▸ What is being asked:
Locate the lines that hold the string "气候湿热". Copy every such line.

▸ Information supplied:
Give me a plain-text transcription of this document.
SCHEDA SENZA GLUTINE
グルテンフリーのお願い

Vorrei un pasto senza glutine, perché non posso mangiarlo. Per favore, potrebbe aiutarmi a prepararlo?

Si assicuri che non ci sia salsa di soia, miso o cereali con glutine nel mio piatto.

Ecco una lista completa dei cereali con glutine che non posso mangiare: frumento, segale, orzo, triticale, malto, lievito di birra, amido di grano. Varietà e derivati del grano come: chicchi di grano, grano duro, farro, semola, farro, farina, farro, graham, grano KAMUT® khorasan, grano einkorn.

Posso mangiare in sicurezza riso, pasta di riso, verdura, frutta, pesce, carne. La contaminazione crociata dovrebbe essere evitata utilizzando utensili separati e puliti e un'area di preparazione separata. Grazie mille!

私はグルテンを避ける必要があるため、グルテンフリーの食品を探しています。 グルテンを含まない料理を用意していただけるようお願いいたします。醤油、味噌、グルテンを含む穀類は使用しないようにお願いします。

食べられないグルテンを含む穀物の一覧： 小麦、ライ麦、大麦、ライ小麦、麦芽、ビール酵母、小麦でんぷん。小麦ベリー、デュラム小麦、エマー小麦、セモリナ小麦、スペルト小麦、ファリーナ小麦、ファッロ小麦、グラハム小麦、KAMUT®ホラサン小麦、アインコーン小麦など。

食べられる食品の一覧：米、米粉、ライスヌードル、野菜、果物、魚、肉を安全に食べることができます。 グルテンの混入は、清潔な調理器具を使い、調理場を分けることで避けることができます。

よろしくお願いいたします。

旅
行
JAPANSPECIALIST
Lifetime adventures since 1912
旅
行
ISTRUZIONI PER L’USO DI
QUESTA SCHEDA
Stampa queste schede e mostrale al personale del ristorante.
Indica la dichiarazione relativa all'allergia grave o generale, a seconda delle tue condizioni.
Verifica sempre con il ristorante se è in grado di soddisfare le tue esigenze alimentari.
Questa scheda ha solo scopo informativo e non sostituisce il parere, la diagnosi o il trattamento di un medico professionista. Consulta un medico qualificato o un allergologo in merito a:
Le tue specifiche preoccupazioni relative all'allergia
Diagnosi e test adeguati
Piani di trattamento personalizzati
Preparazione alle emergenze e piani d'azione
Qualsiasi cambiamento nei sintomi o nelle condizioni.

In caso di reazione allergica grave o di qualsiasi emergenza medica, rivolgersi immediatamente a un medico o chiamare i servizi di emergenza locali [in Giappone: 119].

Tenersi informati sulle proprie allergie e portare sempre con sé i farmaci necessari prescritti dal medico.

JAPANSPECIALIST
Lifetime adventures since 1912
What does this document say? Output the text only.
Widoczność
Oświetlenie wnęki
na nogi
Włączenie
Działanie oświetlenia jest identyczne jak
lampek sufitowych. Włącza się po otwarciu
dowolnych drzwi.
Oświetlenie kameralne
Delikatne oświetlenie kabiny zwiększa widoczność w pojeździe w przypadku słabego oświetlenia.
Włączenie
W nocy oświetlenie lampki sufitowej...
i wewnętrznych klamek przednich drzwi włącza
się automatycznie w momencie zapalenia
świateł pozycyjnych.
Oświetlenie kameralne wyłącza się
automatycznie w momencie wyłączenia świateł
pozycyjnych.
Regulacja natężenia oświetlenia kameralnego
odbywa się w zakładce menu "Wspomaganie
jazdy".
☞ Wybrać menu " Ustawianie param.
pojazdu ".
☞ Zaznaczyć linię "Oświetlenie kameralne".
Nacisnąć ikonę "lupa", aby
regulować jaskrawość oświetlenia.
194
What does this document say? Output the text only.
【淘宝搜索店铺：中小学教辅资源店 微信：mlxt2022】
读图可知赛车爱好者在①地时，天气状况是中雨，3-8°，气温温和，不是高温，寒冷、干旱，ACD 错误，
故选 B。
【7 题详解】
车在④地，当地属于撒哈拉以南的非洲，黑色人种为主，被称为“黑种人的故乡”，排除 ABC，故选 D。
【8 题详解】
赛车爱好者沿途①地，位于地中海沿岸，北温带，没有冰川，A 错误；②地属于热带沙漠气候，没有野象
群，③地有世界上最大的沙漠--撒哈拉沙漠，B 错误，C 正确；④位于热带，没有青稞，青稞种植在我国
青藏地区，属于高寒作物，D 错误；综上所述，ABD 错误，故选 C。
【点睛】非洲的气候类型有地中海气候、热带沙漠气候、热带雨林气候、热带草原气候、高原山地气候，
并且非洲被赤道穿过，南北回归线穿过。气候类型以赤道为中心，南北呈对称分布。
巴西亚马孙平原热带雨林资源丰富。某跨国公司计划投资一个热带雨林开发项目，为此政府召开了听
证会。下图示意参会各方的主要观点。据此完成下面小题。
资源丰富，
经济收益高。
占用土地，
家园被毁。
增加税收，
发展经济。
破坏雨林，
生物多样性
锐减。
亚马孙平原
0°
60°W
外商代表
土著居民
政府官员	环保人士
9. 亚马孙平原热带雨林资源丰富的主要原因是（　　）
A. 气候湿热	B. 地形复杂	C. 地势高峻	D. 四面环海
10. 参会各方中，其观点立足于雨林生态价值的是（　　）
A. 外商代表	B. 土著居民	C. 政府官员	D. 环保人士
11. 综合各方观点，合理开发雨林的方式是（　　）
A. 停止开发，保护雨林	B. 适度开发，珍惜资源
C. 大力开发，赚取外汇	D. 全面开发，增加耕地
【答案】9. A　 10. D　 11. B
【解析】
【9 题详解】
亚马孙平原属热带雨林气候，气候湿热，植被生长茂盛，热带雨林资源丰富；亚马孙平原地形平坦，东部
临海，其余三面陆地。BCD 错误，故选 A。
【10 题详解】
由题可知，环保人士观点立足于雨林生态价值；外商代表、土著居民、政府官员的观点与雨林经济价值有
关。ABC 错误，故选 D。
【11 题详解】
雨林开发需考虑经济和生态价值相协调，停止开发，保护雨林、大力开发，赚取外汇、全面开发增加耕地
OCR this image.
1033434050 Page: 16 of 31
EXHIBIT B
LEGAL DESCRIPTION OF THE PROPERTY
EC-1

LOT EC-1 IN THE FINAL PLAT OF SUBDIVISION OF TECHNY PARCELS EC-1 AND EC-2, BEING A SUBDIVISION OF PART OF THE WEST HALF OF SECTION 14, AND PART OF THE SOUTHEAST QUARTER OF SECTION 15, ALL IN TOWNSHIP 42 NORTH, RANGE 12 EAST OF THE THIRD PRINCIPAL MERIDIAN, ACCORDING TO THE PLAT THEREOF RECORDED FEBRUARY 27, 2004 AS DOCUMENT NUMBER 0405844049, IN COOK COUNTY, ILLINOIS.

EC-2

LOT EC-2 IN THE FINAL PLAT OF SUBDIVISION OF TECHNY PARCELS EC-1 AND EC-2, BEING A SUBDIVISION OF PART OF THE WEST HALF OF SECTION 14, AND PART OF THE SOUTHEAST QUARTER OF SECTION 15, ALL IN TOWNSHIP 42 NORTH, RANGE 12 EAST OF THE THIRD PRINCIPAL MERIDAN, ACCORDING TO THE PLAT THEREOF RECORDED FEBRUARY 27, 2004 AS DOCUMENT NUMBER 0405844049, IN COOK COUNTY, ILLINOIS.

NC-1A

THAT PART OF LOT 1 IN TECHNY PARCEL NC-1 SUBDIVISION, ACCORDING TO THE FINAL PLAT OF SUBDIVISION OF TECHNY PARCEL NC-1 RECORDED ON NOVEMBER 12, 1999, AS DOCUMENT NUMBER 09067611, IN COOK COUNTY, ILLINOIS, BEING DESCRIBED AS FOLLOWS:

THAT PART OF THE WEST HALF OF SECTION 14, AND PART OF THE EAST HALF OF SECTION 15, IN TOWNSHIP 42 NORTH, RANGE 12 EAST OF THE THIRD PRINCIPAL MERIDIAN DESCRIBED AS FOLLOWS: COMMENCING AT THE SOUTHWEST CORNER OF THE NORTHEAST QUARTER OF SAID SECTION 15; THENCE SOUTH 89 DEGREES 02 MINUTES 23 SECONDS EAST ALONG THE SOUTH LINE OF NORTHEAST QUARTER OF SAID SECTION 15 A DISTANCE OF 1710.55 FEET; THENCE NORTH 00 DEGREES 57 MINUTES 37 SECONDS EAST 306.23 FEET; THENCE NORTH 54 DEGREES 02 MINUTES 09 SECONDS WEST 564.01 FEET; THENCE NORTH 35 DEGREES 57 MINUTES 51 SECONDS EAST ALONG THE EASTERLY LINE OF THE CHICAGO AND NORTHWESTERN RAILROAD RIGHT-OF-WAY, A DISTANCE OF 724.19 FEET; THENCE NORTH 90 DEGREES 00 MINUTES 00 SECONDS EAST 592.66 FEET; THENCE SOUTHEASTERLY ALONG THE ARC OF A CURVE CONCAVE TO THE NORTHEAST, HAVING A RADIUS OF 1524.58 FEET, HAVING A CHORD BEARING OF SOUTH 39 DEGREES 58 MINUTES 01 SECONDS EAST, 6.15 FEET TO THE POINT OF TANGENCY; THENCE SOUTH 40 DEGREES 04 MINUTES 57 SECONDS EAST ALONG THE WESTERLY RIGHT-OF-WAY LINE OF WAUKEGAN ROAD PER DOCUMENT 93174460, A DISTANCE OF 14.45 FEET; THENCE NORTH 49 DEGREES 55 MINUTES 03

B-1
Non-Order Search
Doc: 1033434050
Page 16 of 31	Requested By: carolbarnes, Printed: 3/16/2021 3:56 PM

▸ Output of the exercise:
A. 气候湿热	B. 地形复杂	C. 地势高峻	D. 四面环海
亚马孙平原属热带雨林气候，气候湿热，植被生长茂盛，热带雨林资源丰富；亚马孙平原地形平坦，东部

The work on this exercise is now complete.